### Material supplied
++++++++++++++++++++
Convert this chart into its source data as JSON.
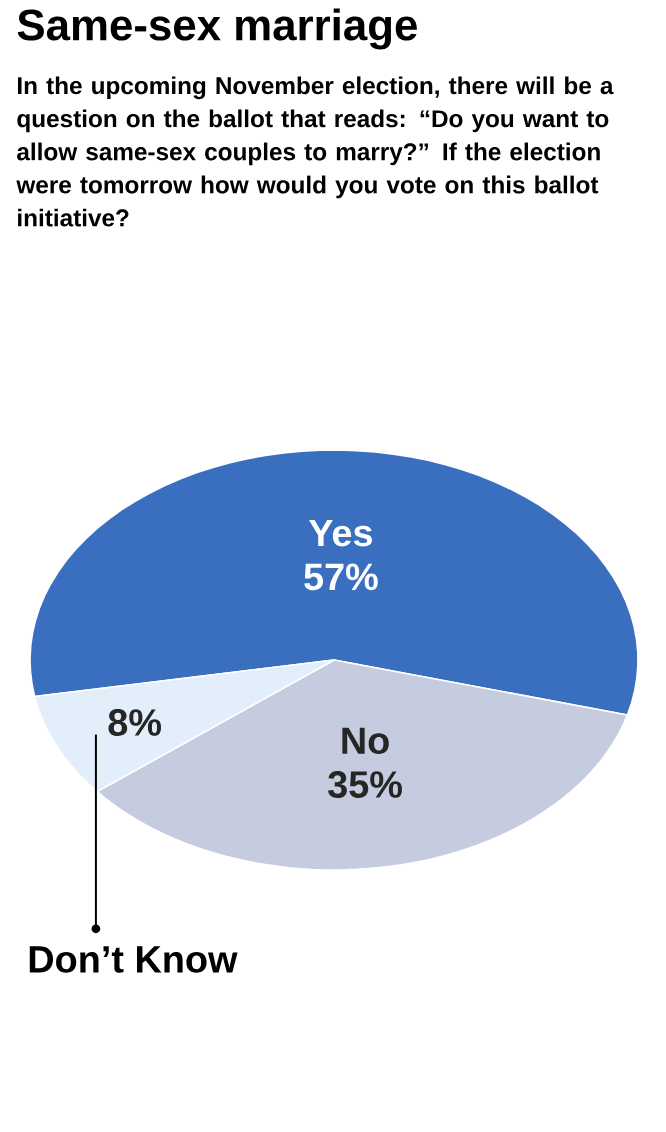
{
  "chart_data": {
    "type": "pie",
    "title": "Same-sex marriage",
    "subtitle": "In the upcoming November election, there will be a question on the ballot that reads: “Do you want to allow same-sex couples to marry?” If the election were tomorrow how would you vote on this ballot initiative?",
    "categories": [
      "Yes",
      "No",
      "Don’t Know"
    ],
    "values": [
      57,
      35,
      8
    ],
    "value_labels": [
      "57%",
      "35%",
      "8%"
    ],
    "colors": [
      "#3a6fc0",
      "#c6cce0",
      "#e2eefa"
    ]
  }
}
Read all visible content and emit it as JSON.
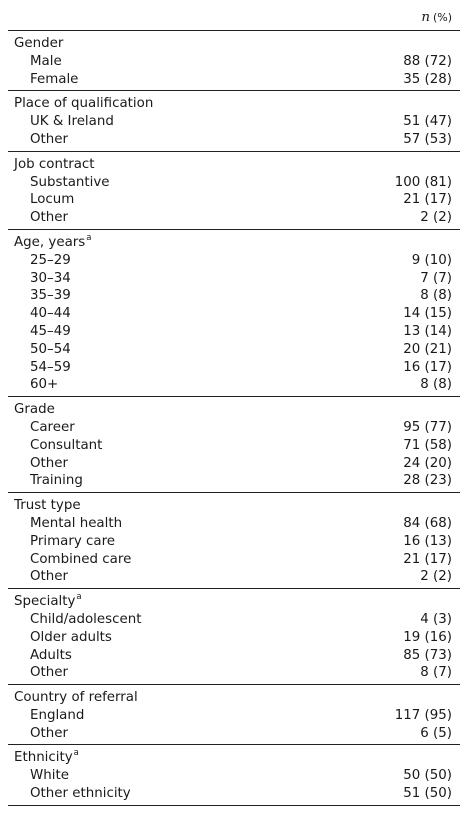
{
  "header": {
    "n": "n",
    "pct": "(%)"
  },
  "sections": [
    {
      "title": "Gender",
      "sup": "",
      "rows": [
        {
          "label": "Male",
          "value": "88 (72)"
        },
        {
          "label": "Female",
          "value": "35 (28)"
        }
      ]
    },
    {
      "title": "Place of qualification",
      "sup": "",
      "rows": [
        {
          "label": "UK & Ireland",
          "value": "51 (47)"
        },
        {
          "label": "Other",
          "value": "57 (53)"
        }
      ]
    },
    {
      "title": "Job contract",
      "sup": "",
      "rows": [
        {
          "label": "Substantive",
          "value": "100 (81)"
        },
        {
          "label": "Locum",
          "value": "21 (17)"
        },
        {
          "label": "Other",
          "value": "2 (2)"
        }
      ]
    },
    {
      "title": "Age, years",
      "sup": "a",
      "rows": [
        {
          "label": "25–29",
          "value": "9 (10)"
        },
        {
          "label": "30–34",
          "value": "7 (7)"
        },
        {
          "label": "35–39",
          "value": "8 (8)"
        },
        {
          "label": "40–44",
          "value": "14 (15)"
        },
        {
          "label": "45–49",
          "value": "13 (14)"
        },
        {
          "label": "50–54",
          "value": "20 (21)"
        },
        {
          "label": "54–59",
          "value": "16 (17)"
        },
        {
          "label": "60+",
          "value": "8 (8)"
        }
      ]
    },
    {
      "title": "Grade",
      "sup": "",
      "rows": [
        {
          "label": "Career",
          "value": "95 (77)"
        },
        {
          "label": "Consultant",
          "value": "71 (58)"
        },
        {
          "label": "Other",
          "value": "24 (20)"
        },
        {
          "label": "Training",
          "value": "28 (23)"
        }
      ]
    },
    {
      "title": "Trust type",
      "sup": "",
      "rows": [
        {
          "label": "Mental health",
          "value": "84 (68)"
        },
        {
          "label": "Primary care",
          "value": "16 (13)"
        },
        {
          "label": "Combined care",
          "value": "21 (17)"
        },
        {
          "label": "Other",
          "value": "2 (2)"
        }
      ]
    },
    {
      "title": "Specialty",
      "sup": "a",
      "rows": [
        {
          "label": "Child/adolescent",
          "value": "4 (3)"
        },
        {
          "label": "Older adults",
          "value": "19 (16)"
        },
        {
          "label": "Adults",
          "value": "85 (73)"
        },
        {
          "label": "Other",
          "value": "8 (7)"
        }
      ]
    },
    {
      "title": "Country of referral",
      "sup": "",
      "rows": [
        {
          "label": "England",
          "value": "117 (95)"
        },
        {
          "label": "Other",
          "value": "6 (5)"
        }
      ]
    },
    {
      "title": "Ethnicity",
      "sup": "a",
      "rows": [
        {
          "label": "White",
          "value": "50 (50)"
        },
        {
          "label": "Other ethnicity",
          "value": "51 (50)"
        }
      ]
    }
  ]
}
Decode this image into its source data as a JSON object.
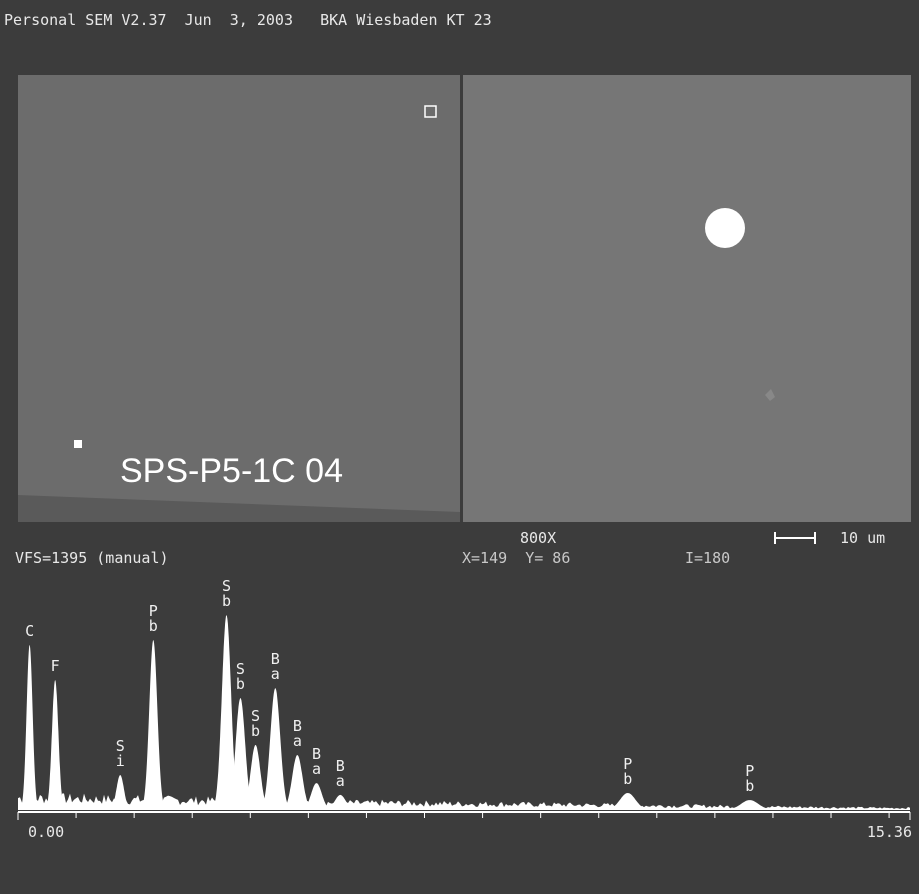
{
  "header": {
    "title": "Personal SEM V2.37  Jun  3, 2003   BKA Wiesbaden KT 23"
  },
  "image": {
    "label": "SPS-P5-1C 04"
  },
  "status": {
    "magnification": "800X",
    "scale": "10 um",
    "vfs": "VFS=1395 (manual)",
    "position": "X=149  Y= 86",
    "intensity": "I=180"
  },
  "chart_data": {
    "type": "spectrum",
    "xlim": [
      0,
      15.36
    ],
    "ylim": [
      0,
      1395
    ],
    "xticks": [
      {
        "value": 0,
        "label": "0.00"
      },
      15.36
    ],
    "minor_xticks": [
      1,
      2,
      3,
      4,
      5,
      6,
      7,
      8,
      9,
      10,
      11,
      12,
      13,
      14,
      15
    ],
    "peaks": [
      {
        "label": "C",
        "energy": 0.2,
        "height": 1096
      },
      {
        "label": "F",
        "energy": 0.64,
        "height": 863
      },
      {
        "label": "Si",
        "energy": 1.76,
        "height": 232
      },
      {
        "label": "Pb",
        "energy": 2.33,
        "height": 1129
      },
      {
        "label": "Sb",
        "energy": 3.59,
        "height": 1295
      },
      {
        "label": "Sb",
        "energy": 3.83,
        "height": 744
      },
      {
        "label": "Sb",
        "energy": 4.09,
        "height": 432
      },
      {
        "label": "Ba",
        "energy": 4.43,
        "height": 810
      },
      {
        "label": "Ba",
        "energy": 4.81,
        "height": 365
      },
      {
        "label": "Ba",
        "energy": 5.14,
        "height": 179
      },
      {
        "label": "Ba",
        "energy": 5.55,
        "height": 100
      },
      {
        "label": "Pb",
        "energy": 10.5,
        "height": 113
      },
      {
        "label": "Pb",
        "energy": 12.6,
        "height": 66
      }
    ]
  }
}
++++++++++++++++++++
### Task directions
Transcribe every line in the entries above, taking out only the images.

### Full output
Convert this chart into its source data as JSON.
{
  "chart_data": {
    "type": "pie",
    "title": "Same-sex marriage",
    "subtitle": "In the upcoming November election, there will be a question on the ballot that reads: “Do you want to allow same-sex couples to marry?” If the election were tomorrow how would you vote on this ballot initiative?",
    "categories": [
      "Yes",
      "No",
      "Don’t Know"
    ],
    "values": [
      57,
      35,
      8
    ],
    "value_labels": [
      "57%",
      "35%",
      "8%"
    ],
    "colors": [
      "#3a6fc0",
      "#c6cce0",
      "#e2eefa"
    ]
  }
}
Read all visible content and emit it as JSON.
{
  "header": {
    "n": "n",
    "pct": "(%)"
  },
  "sections": [
    {
      "title": "Gender",
      "sup": "",
      "rows": [
        {
          "label": "Male",
          "value": "88 (72)"
        },
        {
          "label": "Female",
          "value": "35 (28)"
        }
      ]
    },
    {
      "title": "Place of qualification",
      "sup": "",
      "rows": [
        {
          "label": "UK & Ireland",
          "value": "51 (47)"
        },
        {
          "label": "Other",
          "value": "57 (53)"
        }
      ]
    },
    {
      "title": "Job contract",
      "sup": "",
      "rows": [
        {
          "label": "Substantive",
          "value": "100 (81)"
        },
        {
          "label": "Locum",
          "value": "21 (17)"
        },
        {
          "label": "Other",
          "value": "2 (2)"
        }
      ]
    },
    {
      "title": "Age, years",
      "sup": "a",
      "rows": [
        {
          "label": "25–29",
          "value": "9 (10)"
        },
        {
          "label": "30–34",
          "value": "7 (7)"
        },
        {
          "label": "35–39",
          "value": "8 (8)"
        },
        {
          "label": "40–44",
          "value": "14 (15)"
        },
        {
          "label": "45–49",
          "value": "13 (14)"
        },
        {
          "label": "50–54",
          "value": "20 (21)"
        },
        {
          "label": "54–59",
          "value": "16 (17)"
        },
        {
          "label": "60+",
          "value": "8 (8)"
        }
      ]
    },
    {
      "title": "Grade",
      "sup": "",
      "rows": [
        {
          "label": "Career",
          "value": "95 (77)"
        },
        {
          "label": "Consultant",
          "value": "71 (58)"
        },
        {
          "label": "Other",
          "value": "24 (20)"
        },
        {
          "label": "Training",
          "value": "28 (23)"
        }
      ]
    },
    {
      "title": "Trust type",
      "sup": "",
      "rows": [
        {
          "label": "Mental health",
          "value": "84 (68)"
        },
        {
          "label": "Primary care",
          "value": "16 (13)"
        },
        {
          "label": "Combined care",
          "value": "21 (17)"
        },
        {
          "label": "Other",
          "value": "2 (2)"
        }
      ]
    },
    {
      "title": "Specialty",
      "sup": "a",
      "rows": [
        {
          "label": "Child/adolescent",
          "value": "4 (3)"
        },
        {
          "label": "Older adults",
          "value": "19 (16)"
        },
        {
          "label": "Adults",
          "value": "85 (73)"
        },
        {
          "label": "Other",
          "value": "8 (7)"
        }
      ]
    },
    {
      "title": "Country of referral",
      "sup": "",
      "rows": [
        {
          "label": "England",
          "value": "117 (95)"
        },
        {
          "label": "Other",
          "value": "6 (5)"
        }
      ]
    },
    {
      "title": "Ethnicity",
      "sup": "a",
      "rows": [
        {
          "label": "White",
          "value": "50 (50)"
        },
        {
          "label": "Other ethnicity",
          "value": "51 (50)"
        }
      ]
    }
  ]
}
Decode this image into its source data as a JSON object.
{
  "header": {
    "title": "Personal SEM V2.37  Jun  3, 2003   BKA Wiesbaden KT 23"
  },
  "image": {
    "label": "SPS-P5-1C 04"
  },
  "status": {
    "magnification": "800X",
    "scale": "10 um",
    "vfs": "VFS=1395 (manual)",
    "position": "X=149  Y= 86",
    "intensity": "I=180"
  },
  "chart_data": {
    "type": "spectrum",
    "xlim": [
      0,
      15.36
    ],
    "ylim": [
      0,
      1395
    ],
    "xticks": [
      {
        "value": 0,
        "label": "0.00"
      },
      15.36
    ],
    "minor_xticks": [
      1,
      2,
      3,
      4,
      5,
      6,
      7,
      8,
      9,
      10,
      11,
      12,
      13,
      14,
      15
    ],
    "peaks": [
      {
        "label": "C",
        "energy": 0.2,
        "height": 1096
      },
      {
        "label": "F",
        "energy": 0.64,
        "height": 863
      },
      {
        "label": "Si",
        "energy": 1.76,
        "height": 232
      },
      {
        "label": "Pb",
        "energy": 2.33,
        "height": 1129
      },
      {
        "label": "Sb",
        "energy": 3.59,
        "height": 1295
      },
      {
        "label": "Sb",
        "energy": 3.83,
        "height": 744
      },
      {
        "label": "Sb",
        "energy": 4.09,
        "height": 432
      },
      {
        "label": "Ba",
        "energy": 4.43,
        "height": 810
      },
      {
        "label": "Ba",
        "energy": 4.81,
        "height": 365
      },
      {
        "label": "Ba",
        "energy": 5.14,
        "height": 179
      },
      {
        "label": "Ba",
        "energy": 5.55,
        "height": 100
      },
      {
        "label": "Pb",
        "energy": 10.5,
        "height": 113
      },
      {
        "label": "Pb",
        "energy": 12.6,
        "height": 66
      }
    ]
  }
}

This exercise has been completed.